* start Material provided *

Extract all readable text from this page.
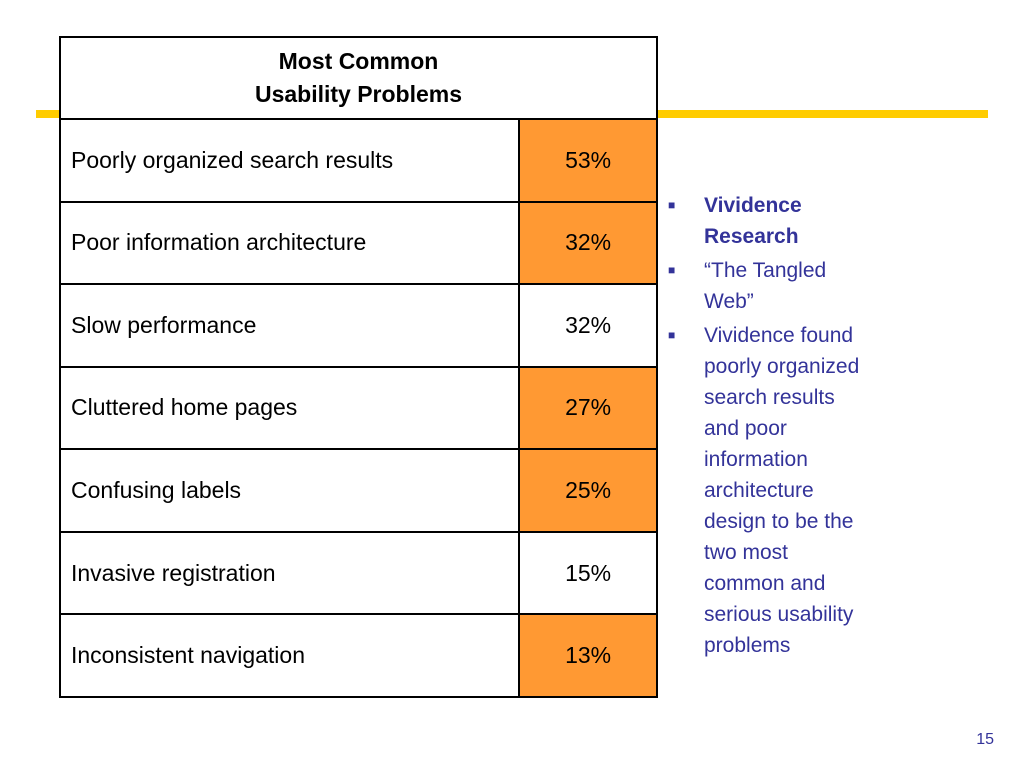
Most Common
Usability Problems	
Poorly organized search results	53%
Poor information architecture	32%
Slow performance	32%
Cluttered home pages	27%
Confusing labels	25%
Invasive registration	15%
Inconsistent navigation	13%
■ Vividence
Research
■ “The Tangled
Web”
■ Vividence found
poorly organized
search results
and poor
information
architecture
design to be the
two most
common and
serious usability
problems
15
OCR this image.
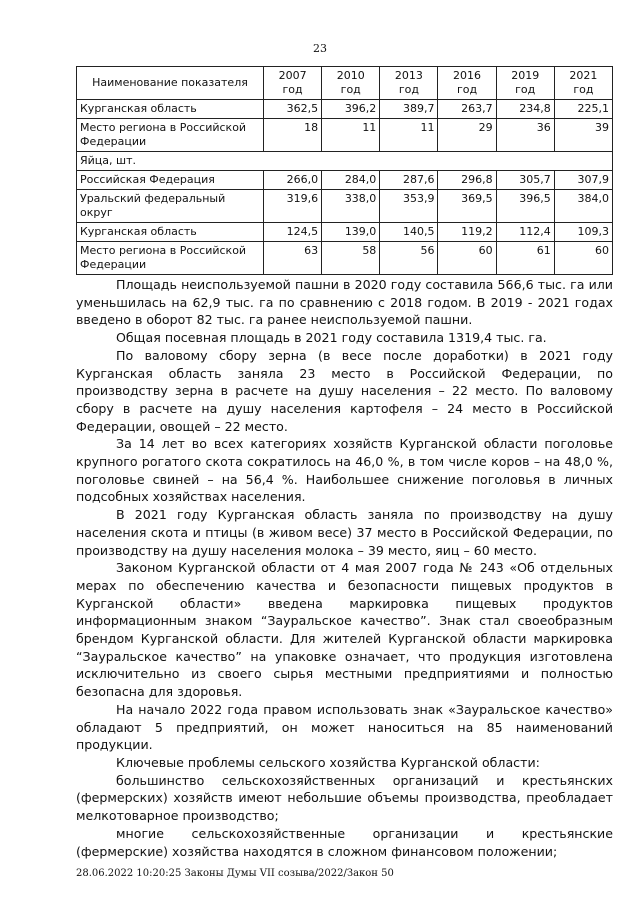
23
Наименование показателя	2007 год	2010 год	2013 год	2016 год	2019 год	2021 год
Курганская область	362,5	396,2	389,7	263,7	234,8	225,1
Место региона в Российской Федерации	18	11	11	29	36	39
Яйца, шт.						
Российская Федерация	266,0	284,0	287,6	296,8	305,7	307,9
Уральский федеральный округ	319,6	338,0	353,9	369,5	396,5	384,0
Курганская область	124,5	139,0	140,5	119,2	112,4	109,3
Место региона в Российской Федерации	63	58	56	60	61	60

Площадь неиспользуемой пашни в 2020 году составила 566,6 тыс. га или уменьшилась на 62,9 тыс. га по сравнению с 2018 годом. В 2019 - 2021 годах введено в оборот 82 тыс. га ранее неиспользуемой пашни.

Общая посевная площадь в 2021 году составила 1319,4 тыс. га.

По валовому сбору зерна (в весе после доработки) в 2021 году Курганская область заняла 23 место в Российской Федерации, по производству зерна в расчете на душу населения – 22 место. По валовому сбору в расчете на душу населения картофеля – 24 место в Российской Федерации, овощей – 22 место.

За 14 лет во всех категориях хозяйств Курганской области поголовье крупного рогатого скота сократилось на 46,0 %, в том числе коров – на 48,0 %, поголовье свиней – на 56,4 %. Наибольшее снижение поголовья в личных подсобных хозяйствах населения.

В 2021 году Курганская область заняла по производству на душу населения скота и птицы (в живом весе) 37 место в Российской Федерации, по производству на душу населения молока – 39 место, яиц – 60 место.

Законом Курганской области от 4 мая 2007 года № 243 «Об отдельных мерах по обеспечению качества и безопасности пищевых продуктов в Курганской области» введена маркировка пищевых продуктов информационным знаком “Зауральское качество”. Знак стал своеобразным брендом Курганской области. Для жителей Курганской области маркировка “Зауральское качество” на упаковке означает, что продукция изготовлена исключительно из своего сырья местными предприятиями и полностью безопасна для здоровья.

На начало 2022 года правом использовать знак «Зауральское качество» обладают 5 предприятий, он может наноситься на 85 наименований продукции.

Ключевые проблемы сельского хозяйства Курганской области:

большинство сельскохозяйственных организаций и крестьянских (фермерских) хозяйств имеют небольшие объемы производства, преобладает мелкотоварное производство;

многие сельскохозяйственные организации и крестьянские (фермерские) хозяйства находятся в сложном финансовом положении;

28.06.2022 10:20:25 Законы Думы VII созыва/2022/Закон 50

* end Material provided *

- [Exercise objective] In the records above, locate each line with the word "региона". Copy all such lines.

- [Reply]
Место региона в Российской Федерации	18	11	11	29	36	39
Место региона в Российской Федерации	63	58	56	60	61	60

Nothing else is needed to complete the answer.